* Written exercise *
Please copy exactly the lines that begin with the one containing "What's the underlying" and end with the last line of the entries.

::: Source material

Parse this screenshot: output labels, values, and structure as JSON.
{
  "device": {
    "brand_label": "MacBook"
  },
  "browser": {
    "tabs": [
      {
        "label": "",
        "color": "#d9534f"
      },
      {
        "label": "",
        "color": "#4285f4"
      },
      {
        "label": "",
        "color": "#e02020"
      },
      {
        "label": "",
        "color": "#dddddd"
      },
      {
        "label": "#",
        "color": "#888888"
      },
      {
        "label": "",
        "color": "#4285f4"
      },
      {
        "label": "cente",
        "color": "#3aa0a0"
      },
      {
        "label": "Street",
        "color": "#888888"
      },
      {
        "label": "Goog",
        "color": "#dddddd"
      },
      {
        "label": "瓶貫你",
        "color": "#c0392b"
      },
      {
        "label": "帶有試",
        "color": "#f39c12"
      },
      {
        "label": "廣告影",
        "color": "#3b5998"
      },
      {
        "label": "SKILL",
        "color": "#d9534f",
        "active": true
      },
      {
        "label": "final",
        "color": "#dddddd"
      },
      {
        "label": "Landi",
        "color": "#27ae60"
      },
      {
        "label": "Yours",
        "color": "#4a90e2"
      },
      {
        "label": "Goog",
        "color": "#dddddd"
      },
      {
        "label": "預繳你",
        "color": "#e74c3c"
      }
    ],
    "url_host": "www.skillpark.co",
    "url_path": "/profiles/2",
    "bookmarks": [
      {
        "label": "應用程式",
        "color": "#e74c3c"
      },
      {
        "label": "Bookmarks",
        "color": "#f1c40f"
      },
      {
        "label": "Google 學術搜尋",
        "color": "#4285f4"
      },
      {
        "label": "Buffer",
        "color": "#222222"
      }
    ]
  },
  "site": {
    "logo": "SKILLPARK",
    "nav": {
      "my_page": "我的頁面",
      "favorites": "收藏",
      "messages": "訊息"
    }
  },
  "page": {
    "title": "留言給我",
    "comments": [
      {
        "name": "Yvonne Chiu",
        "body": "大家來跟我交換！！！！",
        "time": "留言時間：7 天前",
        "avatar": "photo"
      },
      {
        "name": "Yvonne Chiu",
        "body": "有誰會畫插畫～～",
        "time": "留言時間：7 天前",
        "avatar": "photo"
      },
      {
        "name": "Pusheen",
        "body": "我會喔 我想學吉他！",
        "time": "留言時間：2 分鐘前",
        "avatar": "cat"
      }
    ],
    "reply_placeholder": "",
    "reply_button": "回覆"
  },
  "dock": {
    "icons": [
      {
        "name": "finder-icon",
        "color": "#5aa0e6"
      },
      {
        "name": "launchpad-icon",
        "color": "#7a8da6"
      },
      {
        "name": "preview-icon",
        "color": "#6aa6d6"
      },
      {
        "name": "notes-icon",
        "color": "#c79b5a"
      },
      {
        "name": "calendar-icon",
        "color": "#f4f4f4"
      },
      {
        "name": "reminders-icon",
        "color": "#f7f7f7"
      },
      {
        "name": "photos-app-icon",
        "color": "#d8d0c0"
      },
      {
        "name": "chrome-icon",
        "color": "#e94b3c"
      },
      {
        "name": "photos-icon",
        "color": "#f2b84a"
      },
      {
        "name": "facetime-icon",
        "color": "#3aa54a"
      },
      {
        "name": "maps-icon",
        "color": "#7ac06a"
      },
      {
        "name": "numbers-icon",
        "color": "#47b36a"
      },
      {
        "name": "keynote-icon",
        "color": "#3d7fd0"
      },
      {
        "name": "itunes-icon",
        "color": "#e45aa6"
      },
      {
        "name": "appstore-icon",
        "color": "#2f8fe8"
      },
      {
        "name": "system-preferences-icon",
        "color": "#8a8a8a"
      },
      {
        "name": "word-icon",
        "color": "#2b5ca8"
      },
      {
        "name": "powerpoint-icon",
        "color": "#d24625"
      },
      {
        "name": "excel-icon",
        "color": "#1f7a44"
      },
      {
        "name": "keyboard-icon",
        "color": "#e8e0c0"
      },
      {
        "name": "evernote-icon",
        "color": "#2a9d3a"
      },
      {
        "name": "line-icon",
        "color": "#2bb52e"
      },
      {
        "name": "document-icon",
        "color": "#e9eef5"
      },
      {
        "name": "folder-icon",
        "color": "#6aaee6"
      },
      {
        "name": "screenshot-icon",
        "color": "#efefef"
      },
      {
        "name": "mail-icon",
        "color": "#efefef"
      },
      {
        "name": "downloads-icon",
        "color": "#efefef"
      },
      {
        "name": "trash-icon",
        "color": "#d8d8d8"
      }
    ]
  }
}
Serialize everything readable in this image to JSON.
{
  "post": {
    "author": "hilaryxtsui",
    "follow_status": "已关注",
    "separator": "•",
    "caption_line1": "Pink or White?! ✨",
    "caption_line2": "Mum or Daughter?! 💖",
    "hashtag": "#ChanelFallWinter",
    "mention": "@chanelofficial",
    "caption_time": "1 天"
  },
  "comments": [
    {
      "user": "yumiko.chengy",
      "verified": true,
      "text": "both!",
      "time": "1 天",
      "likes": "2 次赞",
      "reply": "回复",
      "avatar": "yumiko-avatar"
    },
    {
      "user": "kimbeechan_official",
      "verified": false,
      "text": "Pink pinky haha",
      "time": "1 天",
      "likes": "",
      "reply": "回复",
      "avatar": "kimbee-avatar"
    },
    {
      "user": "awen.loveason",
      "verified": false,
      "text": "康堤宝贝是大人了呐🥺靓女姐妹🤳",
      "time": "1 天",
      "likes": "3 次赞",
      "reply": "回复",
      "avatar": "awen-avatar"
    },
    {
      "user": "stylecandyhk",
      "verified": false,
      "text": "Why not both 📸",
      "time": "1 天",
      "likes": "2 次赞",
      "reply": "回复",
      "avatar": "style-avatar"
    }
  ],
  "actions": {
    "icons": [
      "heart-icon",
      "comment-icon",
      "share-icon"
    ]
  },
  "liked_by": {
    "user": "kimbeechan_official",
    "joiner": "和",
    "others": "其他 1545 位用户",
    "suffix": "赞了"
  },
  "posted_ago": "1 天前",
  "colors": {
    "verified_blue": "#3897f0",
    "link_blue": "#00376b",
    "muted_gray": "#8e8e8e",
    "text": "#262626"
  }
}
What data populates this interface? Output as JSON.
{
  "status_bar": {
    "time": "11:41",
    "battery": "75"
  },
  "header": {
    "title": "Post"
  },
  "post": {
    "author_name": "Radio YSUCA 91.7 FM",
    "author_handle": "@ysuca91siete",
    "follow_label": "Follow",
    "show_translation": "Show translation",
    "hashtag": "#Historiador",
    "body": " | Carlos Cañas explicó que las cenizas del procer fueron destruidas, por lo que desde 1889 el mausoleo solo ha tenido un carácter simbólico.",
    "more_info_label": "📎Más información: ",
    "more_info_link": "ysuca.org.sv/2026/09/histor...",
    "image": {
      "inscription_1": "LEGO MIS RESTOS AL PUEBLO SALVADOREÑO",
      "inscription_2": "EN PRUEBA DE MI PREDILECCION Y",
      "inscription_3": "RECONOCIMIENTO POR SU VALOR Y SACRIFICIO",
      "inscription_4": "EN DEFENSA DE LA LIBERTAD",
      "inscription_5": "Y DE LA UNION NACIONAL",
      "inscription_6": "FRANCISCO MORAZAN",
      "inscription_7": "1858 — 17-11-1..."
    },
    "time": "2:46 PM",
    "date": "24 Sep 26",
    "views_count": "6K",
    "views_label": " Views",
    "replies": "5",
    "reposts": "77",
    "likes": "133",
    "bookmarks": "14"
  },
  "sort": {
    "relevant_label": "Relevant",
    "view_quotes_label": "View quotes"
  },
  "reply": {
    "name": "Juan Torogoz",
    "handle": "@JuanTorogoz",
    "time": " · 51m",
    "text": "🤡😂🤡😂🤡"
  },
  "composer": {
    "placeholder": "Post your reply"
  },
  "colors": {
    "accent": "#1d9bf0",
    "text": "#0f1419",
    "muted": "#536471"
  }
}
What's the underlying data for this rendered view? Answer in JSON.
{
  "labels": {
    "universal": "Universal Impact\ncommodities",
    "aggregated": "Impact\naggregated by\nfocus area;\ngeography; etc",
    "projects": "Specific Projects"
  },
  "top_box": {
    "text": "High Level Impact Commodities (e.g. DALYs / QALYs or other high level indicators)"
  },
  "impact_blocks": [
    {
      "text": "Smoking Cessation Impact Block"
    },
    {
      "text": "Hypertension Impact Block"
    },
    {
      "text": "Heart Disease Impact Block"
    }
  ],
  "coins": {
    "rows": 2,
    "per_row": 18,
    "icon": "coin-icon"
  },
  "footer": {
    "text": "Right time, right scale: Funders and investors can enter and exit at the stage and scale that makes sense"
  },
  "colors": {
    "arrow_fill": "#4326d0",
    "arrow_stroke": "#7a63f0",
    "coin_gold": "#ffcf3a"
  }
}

::::::

* Full answer *
What's the underlying data for this rendered view? Answer in JSON.
{
  "labels": {
    "universal": "Universal Impact\ncommodities",
    "aggregated": "Impact\naggregated by\nfocus area;\ngeography; etc",
    "projects": "Specific Projects"
  },
  "top_box": {
    "text": "High Level Impact Commodities (e.g. DALYs / QALYs or other high level indicators)"
  },
  "impact_blocks": [
    {
      "text": "Smoking Cessation Impact Block"
    },
    {
      "text": "Hypertension Impact Block"
    },
    {
      "text": "Heart Disease Impact Block"
    }
  ],
  "coins": {
    "rows": 2,
    "per_row": 18,
    "icon": "coin-icon"
  },
  "footer": {
    "text": "Right time, right scale: Funders and investors can enter and exit at the stage and scale that makes sense"
  },
  "colors": {
    "arrow_fill": "#4326d0",
    "arrow_stroke": "#7a63f0",
    "coin_gold": "#ffcf3a"
  }
}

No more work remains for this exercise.